## OBJECTIVE
Collect every line below that contains the word "text".

Saved data entries:
-=-=-=-=-

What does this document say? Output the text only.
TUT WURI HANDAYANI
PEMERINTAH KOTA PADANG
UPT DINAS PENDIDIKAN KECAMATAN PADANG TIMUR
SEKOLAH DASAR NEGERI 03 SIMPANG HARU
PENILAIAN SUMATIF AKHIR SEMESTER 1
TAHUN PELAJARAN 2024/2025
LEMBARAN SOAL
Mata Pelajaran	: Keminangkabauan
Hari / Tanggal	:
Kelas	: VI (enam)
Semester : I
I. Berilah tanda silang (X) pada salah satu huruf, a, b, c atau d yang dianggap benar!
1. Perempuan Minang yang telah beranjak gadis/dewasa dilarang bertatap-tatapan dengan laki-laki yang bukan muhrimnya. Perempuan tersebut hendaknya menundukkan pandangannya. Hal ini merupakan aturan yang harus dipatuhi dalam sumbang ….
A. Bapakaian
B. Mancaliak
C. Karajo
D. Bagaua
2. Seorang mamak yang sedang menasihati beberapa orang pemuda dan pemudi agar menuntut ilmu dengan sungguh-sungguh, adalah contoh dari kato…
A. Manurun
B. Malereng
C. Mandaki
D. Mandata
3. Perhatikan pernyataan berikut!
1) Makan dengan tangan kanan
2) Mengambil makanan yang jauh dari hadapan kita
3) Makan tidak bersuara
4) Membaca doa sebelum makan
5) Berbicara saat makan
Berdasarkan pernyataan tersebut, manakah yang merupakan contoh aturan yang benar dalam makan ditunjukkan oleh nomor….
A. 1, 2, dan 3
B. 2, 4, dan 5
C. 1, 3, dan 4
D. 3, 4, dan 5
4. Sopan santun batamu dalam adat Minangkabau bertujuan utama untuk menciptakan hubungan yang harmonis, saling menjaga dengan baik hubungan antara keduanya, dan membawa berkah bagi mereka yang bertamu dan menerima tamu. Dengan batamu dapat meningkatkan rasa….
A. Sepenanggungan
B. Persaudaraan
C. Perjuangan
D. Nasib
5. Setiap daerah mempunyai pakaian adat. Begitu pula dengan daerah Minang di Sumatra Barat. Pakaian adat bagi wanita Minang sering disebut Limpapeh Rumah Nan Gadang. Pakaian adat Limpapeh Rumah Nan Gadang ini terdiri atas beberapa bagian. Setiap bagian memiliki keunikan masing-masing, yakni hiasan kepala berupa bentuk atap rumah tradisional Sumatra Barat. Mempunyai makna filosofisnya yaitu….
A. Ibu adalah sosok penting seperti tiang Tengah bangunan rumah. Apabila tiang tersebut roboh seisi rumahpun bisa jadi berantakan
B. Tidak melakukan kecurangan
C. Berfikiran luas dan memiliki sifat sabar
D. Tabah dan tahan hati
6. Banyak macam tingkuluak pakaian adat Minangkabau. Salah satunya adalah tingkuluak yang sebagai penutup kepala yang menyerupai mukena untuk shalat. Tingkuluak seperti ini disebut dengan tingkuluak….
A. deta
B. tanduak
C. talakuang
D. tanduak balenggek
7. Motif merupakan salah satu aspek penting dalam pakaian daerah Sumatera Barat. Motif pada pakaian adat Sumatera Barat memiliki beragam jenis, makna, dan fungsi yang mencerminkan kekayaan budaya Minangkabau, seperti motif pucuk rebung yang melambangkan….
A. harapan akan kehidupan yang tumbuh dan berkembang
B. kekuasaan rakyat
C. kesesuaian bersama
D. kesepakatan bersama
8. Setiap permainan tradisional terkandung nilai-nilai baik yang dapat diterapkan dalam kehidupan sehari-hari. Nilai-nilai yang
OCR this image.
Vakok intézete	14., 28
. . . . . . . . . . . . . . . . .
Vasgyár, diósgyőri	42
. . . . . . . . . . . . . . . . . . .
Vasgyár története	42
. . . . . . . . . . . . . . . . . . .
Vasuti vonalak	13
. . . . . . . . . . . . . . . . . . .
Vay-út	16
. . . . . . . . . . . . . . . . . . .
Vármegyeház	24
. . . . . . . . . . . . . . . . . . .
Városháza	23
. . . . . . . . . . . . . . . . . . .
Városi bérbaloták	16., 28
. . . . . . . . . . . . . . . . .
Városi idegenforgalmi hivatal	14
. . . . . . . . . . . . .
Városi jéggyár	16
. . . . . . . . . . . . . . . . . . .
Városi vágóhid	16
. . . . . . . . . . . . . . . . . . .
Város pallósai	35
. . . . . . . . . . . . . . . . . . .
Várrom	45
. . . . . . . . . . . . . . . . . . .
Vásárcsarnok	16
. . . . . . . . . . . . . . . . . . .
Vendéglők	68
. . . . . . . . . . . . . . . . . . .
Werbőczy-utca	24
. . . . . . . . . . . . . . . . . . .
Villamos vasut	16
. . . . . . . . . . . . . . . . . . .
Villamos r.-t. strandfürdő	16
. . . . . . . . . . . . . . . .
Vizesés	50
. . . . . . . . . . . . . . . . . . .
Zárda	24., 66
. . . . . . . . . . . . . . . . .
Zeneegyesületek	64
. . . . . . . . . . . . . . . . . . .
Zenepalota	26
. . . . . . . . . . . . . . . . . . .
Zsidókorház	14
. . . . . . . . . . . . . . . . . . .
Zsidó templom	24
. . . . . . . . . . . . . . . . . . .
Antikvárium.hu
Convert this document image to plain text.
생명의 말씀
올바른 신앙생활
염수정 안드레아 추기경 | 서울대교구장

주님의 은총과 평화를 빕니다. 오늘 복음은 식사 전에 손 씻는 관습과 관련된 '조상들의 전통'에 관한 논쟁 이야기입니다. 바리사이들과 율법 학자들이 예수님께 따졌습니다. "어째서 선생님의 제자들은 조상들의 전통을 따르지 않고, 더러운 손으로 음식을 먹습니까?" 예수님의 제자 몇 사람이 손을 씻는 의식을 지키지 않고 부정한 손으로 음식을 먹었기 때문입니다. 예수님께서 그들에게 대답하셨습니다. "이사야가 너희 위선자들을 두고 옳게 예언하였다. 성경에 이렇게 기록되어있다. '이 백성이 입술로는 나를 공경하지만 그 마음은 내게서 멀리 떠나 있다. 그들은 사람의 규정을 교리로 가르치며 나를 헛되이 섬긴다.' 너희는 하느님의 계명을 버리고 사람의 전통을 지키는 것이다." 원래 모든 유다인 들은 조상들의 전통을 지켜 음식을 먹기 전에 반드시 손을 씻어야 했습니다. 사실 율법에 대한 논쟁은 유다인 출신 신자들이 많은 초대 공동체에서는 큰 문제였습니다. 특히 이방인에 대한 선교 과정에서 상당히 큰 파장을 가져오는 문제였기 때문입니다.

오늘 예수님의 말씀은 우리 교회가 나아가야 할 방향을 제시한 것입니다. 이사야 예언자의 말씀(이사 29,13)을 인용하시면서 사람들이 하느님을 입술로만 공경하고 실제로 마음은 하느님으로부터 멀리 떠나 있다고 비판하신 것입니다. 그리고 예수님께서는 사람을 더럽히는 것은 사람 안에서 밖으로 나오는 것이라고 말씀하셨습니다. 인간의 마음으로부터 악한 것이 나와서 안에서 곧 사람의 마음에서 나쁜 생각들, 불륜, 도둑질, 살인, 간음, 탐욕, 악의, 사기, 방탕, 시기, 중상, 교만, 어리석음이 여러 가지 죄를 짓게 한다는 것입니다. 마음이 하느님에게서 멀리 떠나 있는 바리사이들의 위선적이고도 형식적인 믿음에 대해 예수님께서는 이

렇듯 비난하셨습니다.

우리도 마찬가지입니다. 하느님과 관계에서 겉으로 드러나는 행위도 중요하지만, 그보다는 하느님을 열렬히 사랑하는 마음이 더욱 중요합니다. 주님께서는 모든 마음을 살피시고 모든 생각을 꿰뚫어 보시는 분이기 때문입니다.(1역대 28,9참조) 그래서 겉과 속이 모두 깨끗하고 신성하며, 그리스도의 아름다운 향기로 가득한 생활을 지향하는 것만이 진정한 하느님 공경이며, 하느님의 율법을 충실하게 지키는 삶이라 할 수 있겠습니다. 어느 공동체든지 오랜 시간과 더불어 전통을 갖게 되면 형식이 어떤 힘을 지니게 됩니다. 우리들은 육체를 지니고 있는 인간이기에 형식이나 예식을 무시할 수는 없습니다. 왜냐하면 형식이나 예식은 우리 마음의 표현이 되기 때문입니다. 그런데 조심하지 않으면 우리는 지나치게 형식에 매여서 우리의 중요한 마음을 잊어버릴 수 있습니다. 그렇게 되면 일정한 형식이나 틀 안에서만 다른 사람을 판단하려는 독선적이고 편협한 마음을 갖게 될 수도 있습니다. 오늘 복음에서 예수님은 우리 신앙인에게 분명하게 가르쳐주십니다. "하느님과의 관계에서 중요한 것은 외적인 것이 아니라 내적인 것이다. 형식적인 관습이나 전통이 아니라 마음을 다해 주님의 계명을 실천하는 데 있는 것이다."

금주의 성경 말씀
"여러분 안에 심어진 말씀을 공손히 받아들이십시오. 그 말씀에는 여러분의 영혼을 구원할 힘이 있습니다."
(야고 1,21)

-=-=-=-=-

## THE ANSWER
What does this document say? Output the text only.
Convert this document image to plain text.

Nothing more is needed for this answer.